SOAL LATIHAN A -
Terjemahkan ke dalam bahasa Inggris kalimat berikut dari cuplikan teks tentang rumah hantu di Surabaya: "Warga kota Surabaya sering menyebutnya dengan nama ‘rumah setan’ atau ‘gedung setan’."

CUPLIKAN TEKS -
Jika anda melewati jalan diponegoro mau ke pasar kembang, ada rumah
besar di kiri jalan itulah rumah hantu kupang tepatnya di Kampung Banyu Urip
Wetan IA No. 107, Surabaya. Dahulu tempat tersebut dibuat tempat penyiksaan
tentara jepang. Salah satunya yang terkenal cak Durasim juga meregang nyawa
disitu.
G
edung tua ini terlihat menonjol dan berbeda dari bangunan di
sekitarnya. Dari luar, terasa nuansa angker dan menyeramkan ketika melihat
bangunan itu. Warga kota Surabaya sering menyebutnya dengan nama ‘rumah setan’
atau ‘gedung setan’. Sejak jaman kolonial Belanda, gedung itu memang sudah
terkenal dengan sebutan “spookhuis”.
Asal muasal nama gedung setan memiliki beberapa versi. Versi yang
tertulis di buku Oud Soerabaia (1931) karya von Faber yang dikutip Duncan
Graham dalam artikelnya yang berjudul “Surabaya’s Ghost House” di Majalah
Latitude (2010) menyebutkan bahwa setan di gedung ini adalah salah satu
penghuni rumah yang membunuh anak hasil hubungan gelapnya. Selain itu ada
pendapat lain bahwa hantunya adalah seorang budak kapal yang memiliki cap (cap
kepemilikan budak) dan berpesan tidak mau dimandikan jenazahnya ketika mati.
Versi terjemahan bahasa Belanda Kuno von Faber ini memiliki sedikit variasi di
sana sini.

DATA MASUKAN -
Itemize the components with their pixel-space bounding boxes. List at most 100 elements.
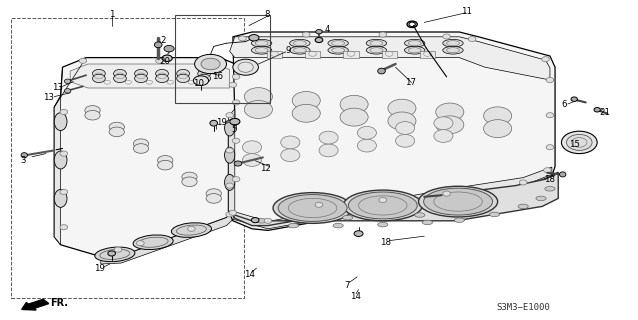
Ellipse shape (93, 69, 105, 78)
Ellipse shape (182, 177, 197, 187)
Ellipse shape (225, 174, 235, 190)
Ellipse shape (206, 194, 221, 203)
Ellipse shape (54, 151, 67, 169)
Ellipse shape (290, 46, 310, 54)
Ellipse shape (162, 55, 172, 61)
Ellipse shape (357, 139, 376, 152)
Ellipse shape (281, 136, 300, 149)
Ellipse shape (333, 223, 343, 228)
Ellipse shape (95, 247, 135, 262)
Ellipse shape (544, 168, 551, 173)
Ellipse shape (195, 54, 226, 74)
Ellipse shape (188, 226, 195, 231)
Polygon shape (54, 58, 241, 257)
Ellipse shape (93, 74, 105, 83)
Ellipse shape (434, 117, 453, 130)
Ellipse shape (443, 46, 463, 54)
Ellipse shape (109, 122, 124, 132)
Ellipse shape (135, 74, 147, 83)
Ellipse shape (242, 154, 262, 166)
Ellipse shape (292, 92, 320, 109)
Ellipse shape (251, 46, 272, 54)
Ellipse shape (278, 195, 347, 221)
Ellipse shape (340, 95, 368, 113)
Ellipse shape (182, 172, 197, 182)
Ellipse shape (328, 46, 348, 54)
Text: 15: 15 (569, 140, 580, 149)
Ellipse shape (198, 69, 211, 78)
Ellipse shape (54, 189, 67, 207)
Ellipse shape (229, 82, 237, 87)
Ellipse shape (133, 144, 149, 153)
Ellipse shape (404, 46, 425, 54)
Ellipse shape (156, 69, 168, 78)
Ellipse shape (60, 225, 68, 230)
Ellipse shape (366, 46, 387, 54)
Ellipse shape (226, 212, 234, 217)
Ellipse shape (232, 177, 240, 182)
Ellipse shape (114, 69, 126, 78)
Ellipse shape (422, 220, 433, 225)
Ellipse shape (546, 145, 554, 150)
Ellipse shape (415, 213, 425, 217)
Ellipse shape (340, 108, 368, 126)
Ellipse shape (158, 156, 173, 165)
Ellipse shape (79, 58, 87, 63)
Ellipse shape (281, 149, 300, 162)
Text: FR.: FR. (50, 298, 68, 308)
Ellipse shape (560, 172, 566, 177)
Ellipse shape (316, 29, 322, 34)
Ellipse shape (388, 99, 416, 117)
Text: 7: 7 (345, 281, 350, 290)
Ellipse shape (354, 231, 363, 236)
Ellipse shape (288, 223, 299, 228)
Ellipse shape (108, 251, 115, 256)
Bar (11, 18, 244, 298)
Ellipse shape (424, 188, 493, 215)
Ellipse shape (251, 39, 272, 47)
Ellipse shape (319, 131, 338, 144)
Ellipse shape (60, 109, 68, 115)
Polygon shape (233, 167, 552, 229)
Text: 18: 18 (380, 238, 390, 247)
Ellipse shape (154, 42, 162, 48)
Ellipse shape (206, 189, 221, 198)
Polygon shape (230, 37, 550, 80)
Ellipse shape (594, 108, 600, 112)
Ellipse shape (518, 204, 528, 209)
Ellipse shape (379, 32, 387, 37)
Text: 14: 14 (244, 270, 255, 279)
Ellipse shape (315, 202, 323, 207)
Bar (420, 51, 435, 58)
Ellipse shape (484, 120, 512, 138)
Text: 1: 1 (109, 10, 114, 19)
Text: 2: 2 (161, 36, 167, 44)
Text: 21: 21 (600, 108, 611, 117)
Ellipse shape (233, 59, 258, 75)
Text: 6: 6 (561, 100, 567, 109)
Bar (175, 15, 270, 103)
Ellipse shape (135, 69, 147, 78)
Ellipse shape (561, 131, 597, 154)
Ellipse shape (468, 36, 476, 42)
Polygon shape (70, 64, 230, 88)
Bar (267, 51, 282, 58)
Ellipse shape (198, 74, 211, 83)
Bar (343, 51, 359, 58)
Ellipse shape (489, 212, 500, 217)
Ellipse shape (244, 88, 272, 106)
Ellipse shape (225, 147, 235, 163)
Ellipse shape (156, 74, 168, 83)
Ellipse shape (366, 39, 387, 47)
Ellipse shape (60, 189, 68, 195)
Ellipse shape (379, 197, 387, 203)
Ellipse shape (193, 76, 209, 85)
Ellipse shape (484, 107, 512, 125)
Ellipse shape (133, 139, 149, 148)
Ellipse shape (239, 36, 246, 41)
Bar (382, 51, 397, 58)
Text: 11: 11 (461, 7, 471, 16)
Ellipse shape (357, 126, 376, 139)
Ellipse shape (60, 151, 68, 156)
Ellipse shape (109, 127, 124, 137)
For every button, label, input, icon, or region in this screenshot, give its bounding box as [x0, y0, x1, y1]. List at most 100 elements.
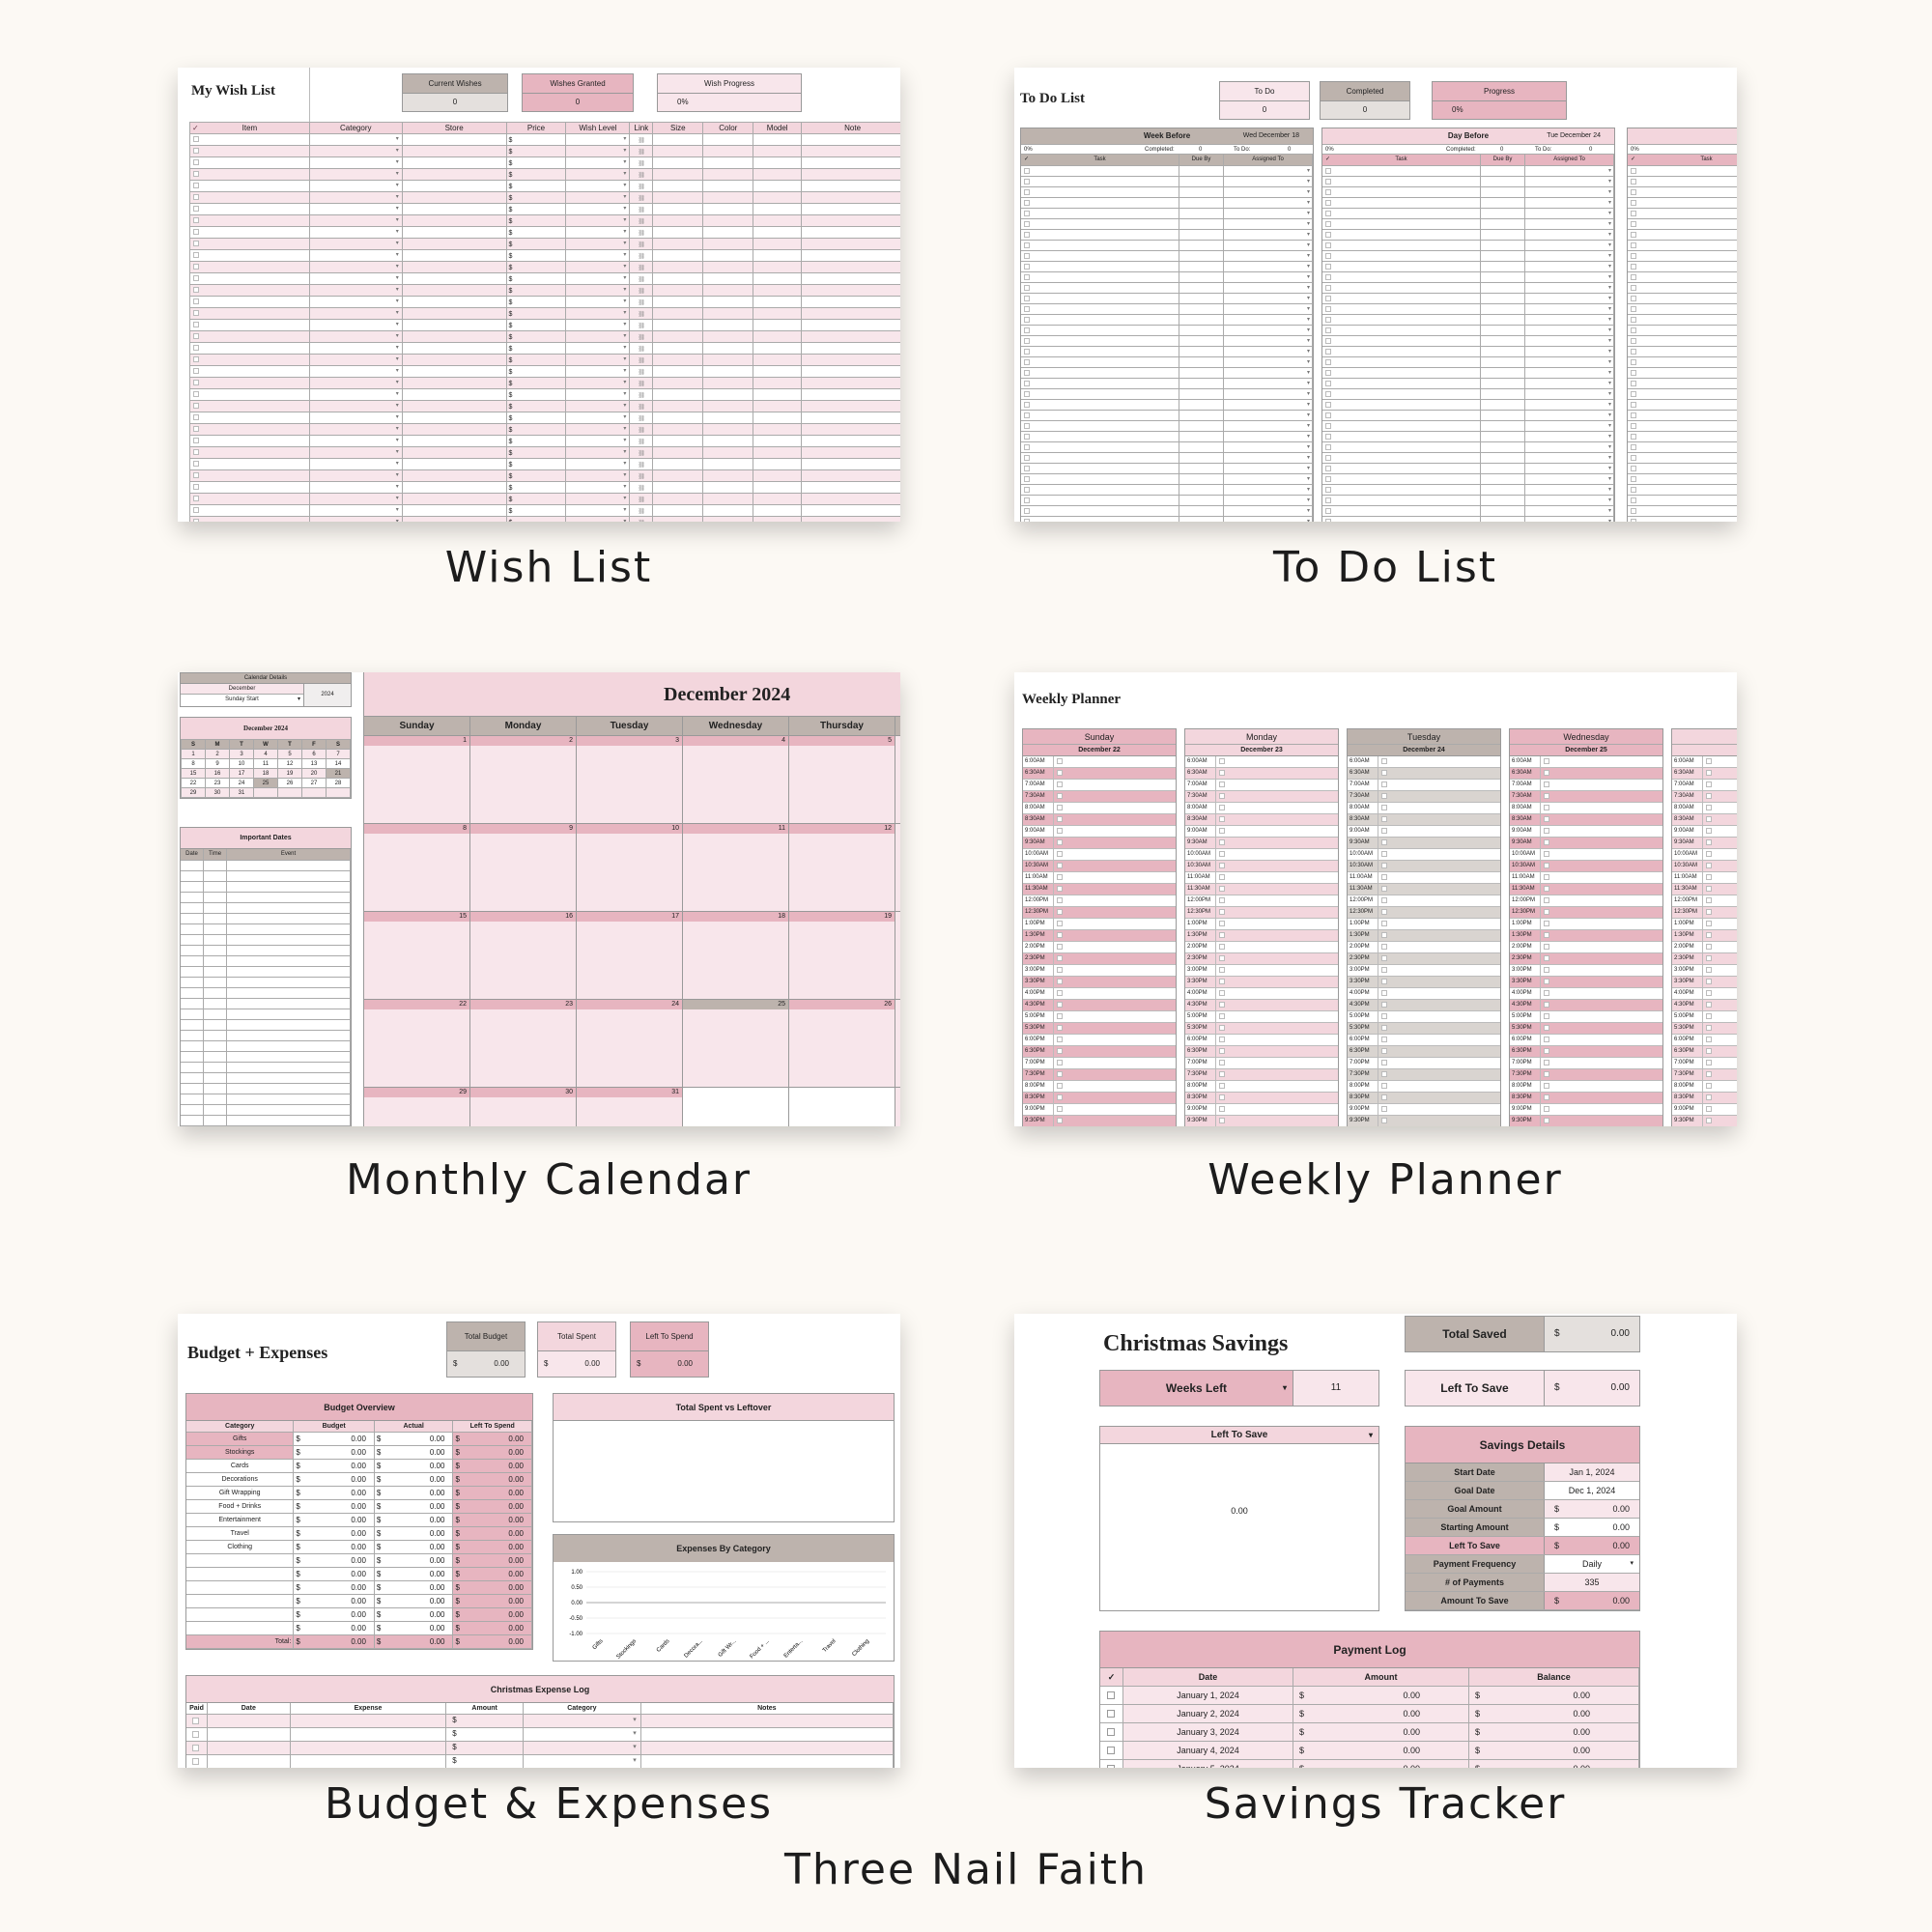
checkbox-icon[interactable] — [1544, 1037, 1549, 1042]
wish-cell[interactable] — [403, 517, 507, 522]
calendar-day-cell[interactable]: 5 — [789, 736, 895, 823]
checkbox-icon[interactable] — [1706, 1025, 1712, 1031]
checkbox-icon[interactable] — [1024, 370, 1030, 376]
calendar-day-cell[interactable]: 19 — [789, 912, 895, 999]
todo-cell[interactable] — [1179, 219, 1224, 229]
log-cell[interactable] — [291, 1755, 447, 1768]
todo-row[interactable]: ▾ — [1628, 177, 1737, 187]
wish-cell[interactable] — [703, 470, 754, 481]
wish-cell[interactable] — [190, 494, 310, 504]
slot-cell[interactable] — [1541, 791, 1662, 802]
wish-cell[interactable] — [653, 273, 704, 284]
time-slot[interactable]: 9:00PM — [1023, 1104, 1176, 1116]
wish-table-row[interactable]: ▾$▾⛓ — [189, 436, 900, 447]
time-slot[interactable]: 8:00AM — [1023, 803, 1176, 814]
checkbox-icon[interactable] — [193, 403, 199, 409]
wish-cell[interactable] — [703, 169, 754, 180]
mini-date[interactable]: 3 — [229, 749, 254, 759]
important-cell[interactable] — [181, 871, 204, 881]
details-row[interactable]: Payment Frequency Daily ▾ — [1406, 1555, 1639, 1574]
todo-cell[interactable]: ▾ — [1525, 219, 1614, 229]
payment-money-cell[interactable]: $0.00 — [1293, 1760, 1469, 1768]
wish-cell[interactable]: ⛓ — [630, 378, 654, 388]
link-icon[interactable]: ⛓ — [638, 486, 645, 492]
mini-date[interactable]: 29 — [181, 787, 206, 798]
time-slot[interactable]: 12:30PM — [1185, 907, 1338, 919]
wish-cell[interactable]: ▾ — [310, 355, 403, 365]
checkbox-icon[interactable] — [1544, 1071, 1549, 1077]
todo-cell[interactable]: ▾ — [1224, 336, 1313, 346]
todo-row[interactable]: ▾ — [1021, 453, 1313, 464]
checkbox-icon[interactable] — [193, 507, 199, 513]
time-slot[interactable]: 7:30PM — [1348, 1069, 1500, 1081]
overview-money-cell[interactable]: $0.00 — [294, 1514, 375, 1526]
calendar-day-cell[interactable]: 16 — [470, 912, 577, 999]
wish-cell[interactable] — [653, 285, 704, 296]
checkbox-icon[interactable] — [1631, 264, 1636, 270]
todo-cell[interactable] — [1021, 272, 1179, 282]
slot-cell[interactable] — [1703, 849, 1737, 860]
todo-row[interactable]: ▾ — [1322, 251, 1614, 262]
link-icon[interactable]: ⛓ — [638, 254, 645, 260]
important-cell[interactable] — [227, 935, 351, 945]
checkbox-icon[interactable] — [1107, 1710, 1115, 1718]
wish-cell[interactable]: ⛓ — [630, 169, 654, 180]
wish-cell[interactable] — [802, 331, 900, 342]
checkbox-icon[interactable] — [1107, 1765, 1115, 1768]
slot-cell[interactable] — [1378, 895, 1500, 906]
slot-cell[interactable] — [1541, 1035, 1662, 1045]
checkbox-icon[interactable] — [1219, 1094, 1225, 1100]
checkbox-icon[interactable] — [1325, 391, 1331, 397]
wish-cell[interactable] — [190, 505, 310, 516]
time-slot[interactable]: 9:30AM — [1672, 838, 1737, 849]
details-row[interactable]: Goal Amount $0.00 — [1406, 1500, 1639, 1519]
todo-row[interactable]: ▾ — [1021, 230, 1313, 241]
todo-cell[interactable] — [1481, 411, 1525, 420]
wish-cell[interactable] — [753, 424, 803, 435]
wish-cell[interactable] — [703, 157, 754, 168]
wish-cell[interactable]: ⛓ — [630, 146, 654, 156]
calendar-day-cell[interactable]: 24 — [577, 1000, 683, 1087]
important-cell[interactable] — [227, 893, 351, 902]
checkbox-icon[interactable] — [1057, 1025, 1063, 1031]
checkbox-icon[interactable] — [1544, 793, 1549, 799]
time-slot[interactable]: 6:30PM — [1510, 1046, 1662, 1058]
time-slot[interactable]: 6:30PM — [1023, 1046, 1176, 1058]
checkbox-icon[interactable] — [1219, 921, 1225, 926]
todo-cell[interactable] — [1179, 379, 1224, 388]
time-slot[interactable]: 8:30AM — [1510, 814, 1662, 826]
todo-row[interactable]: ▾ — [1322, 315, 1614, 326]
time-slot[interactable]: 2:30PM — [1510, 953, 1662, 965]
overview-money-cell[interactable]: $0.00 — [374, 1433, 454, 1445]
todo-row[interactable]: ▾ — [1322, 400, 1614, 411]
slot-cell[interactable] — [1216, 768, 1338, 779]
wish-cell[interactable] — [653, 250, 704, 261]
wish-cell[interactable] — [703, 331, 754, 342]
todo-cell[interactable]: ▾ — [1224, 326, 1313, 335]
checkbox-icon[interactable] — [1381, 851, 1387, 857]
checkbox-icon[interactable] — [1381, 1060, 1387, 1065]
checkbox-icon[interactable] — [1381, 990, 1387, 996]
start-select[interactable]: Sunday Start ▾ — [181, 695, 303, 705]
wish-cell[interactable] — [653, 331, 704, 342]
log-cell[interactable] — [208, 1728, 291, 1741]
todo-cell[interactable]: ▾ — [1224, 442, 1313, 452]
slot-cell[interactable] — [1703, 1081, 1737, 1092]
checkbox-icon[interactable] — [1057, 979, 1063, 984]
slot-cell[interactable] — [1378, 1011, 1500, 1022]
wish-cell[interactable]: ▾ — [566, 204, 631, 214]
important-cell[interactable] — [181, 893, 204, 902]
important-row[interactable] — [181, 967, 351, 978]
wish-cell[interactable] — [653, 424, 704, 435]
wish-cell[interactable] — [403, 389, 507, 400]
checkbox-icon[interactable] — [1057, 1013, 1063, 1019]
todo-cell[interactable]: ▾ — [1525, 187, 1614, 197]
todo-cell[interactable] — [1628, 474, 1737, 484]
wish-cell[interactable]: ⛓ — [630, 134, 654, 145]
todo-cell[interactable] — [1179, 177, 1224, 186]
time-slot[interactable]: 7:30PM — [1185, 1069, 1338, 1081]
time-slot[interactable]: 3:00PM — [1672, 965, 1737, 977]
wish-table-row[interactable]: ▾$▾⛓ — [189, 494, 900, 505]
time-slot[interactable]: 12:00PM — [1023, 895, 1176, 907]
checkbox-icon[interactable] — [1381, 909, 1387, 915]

SOAL LATIHAN B -
Pada entri, tukar "wish-cell" dengan "wishlist-cell" dari baris yang memuat "checkbox-icon[interactable] — [1544, 1037, 1549, 1042]" sampai baris yang memuat "wish-cell[interactable] — [653, 273, 704, 284]", lalu tulis ulang hanya baris-baris tersebut.

JAWABAN LENGKAP A -
Residents of the city of Surabaya often call it the ‘devil's house’ or the ‘devil's building’.

JAWABAN LENGKAP B -
checkbox-icon[interactable] — [1544, 1037, 1549, 1042]
wishlist-cell[interactable] — [403, 517, 507, 522]
calendar-day-cell[interactable]: 5 — [789, 736, 895, 823]
checkbox-icon[interactable] — [1706, 1025, 1712, 1031]
checkbox-icon[interactable] — [1024, 370, 1030, 376]
calendar-day-cell[interactable]: 19 — [789, 912, 895, 999]
todo-cell[interactable] — [1179, 219, 1224, 229]
log-cell[interactable] — [291, 1755, 447, 1768]
todo-row[interactable]: ▾ — [1628, 177, 1737, 187]
wishlist-cell[interactable] — [703, 470, 754, 481]
wishlist-cell[interactable] — [190, 494, 310, 504]
slot-cell[interactable] — [1541, 791, 1662, 802]
wishlist-cell[interactable] — [653, 273, 704, 284]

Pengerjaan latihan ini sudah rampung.